THE EXERCISE — Count the lines in the data below that contain the string "number" and reply with only that count.

(Data entries)
---+---

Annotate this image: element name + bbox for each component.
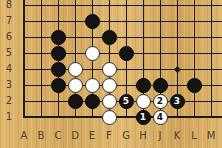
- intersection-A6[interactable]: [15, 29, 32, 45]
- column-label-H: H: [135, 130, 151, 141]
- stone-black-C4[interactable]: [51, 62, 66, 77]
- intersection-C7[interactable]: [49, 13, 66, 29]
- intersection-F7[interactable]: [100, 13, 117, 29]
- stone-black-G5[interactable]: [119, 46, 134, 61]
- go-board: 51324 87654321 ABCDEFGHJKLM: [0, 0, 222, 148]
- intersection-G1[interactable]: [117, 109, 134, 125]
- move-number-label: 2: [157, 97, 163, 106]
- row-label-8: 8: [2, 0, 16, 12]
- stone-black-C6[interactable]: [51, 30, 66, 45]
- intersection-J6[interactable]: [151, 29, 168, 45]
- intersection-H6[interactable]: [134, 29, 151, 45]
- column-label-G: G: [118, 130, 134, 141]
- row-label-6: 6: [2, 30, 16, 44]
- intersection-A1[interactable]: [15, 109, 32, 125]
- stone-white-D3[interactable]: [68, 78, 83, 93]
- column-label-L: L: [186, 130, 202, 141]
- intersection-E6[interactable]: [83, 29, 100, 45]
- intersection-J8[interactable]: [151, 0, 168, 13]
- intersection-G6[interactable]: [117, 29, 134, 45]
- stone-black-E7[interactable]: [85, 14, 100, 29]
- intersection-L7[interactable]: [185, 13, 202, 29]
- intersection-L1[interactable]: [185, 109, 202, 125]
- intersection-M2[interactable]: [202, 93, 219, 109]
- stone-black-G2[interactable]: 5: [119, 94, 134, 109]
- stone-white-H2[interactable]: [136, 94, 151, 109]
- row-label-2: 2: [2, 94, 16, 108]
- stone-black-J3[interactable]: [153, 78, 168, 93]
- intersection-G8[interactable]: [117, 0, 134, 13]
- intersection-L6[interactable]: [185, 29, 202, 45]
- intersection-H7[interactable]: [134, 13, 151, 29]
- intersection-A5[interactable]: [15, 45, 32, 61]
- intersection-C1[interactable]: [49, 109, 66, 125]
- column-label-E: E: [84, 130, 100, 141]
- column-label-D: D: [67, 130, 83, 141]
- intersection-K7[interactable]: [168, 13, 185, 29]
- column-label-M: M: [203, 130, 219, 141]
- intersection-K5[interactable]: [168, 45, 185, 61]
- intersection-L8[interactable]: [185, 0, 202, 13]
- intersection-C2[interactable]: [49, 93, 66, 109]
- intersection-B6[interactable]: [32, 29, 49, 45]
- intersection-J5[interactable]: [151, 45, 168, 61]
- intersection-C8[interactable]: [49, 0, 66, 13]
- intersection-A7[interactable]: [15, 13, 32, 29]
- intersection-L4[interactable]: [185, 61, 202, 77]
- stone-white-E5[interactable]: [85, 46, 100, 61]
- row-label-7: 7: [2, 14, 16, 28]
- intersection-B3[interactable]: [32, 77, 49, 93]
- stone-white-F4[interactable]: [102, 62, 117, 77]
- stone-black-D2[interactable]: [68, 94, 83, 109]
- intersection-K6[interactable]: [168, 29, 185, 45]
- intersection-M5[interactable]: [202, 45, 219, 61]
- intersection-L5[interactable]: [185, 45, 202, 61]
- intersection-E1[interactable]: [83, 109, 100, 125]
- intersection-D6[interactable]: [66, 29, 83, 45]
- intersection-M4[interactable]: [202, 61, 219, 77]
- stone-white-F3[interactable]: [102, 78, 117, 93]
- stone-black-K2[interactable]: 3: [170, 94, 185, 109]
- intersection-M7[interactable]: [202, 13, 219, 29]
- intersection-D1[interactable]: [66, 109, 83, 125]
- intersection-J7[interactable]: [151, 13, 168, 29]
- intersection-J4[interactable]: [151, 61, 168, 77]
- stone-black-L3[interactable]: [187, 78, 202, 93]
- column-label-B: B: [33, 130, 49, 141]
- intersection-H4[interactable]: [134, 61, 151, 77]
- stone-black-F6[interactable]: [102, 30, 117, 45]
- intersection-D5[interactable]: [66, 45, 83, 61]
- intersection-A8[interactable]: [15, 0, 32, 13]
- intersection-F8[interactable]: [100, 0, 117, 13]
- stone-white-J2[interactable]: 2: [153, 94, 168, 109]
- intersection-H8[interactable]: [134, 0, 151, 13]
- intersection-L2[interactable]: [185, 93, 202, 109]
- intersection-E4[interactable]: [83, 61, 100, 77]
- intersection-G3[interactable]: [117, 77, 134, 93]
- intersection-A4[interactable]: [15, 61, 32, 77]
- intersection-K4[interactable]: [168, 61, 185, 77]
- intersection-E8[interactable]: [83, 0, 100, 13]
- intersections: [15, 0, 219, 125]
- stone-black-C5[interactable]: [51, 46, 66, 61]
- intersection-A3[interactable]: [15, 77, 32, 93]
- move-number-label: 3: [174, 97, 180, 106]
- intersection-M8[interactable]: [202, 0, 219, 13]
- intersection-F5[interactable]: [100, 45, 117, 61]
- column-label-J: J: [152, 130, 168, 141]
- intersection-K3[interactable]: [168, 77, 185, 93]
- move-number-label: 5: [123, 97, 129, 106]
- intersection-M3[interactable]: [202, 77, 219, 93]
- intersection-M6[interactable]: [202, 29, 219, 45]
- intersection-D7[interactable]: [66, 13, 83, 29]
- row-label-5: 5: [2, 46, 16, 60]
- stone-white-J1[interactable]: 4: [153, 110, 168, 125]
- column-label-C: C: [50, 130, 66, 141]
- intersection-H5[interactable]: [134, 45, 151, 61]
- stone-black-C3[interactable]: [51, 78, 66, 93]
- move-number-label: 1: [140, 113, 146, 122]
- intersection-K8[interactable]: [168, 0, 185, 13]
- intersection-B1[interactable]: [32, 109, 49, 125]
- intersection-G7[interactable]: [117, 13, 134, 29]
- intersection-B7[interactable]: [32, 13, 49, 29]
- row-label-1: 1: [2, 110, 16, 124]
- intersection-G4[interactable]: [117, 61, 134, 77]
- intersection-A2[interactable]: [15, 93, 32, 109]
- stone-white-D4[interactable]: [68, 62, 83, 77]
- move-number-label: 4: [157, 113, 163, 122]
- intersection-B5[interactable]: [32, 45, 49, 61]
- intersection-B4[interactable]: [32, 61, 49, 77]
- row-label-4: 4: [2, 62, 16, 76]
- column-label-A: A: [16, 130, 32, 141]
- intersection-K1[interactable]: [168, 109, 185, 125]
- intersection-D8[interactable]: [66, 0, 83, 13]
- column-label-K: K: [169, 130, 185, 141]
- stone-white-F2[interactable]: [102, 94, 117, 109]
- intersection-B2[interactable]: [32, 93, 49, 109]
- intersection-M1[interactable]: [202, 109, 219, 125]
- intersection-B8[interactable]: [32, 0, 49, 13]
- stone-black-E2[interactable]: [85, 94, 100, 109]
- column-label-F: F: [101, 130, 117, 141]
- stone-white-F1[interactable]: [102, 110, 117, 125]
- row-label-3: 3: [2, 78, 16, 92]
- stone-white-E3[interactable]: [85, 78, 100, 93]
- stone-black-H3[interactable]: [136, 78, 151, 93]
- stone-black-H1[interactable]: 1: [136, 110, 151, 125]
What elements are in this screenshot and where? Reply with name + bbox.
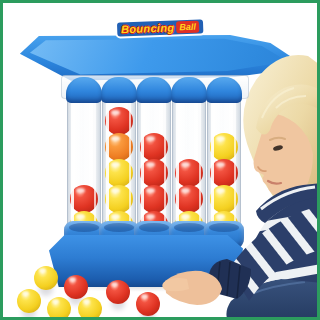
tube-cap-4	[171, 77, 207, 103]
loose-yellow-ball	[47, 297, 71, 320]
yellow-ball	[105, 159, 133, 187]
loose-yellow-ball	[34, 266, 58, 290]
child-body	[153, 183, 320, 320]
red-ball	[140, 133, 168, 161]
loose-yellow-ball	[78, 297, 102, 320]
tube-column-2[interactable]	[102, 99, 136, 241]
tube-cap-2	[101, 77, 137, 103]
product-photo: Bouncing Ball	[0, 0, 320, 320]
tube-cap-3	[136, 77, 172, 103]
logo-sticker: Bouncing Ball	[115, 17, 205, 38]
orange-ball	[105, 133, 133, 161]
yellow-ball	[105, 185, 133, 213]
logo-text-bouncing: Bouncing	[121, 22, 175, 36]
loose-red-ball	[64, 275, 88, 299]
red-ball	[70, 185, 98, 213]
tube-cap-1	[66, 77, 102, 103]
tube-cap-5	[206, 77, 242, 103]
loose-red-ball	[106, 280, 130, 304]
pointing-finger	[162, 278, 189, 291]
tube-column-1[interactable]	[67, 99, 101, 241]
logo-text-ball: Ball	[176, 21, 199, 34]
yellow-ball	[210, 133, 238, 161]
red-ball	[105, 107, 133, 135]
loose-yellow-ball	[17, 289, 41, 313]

---+---

WRITTEN ANSWER — 5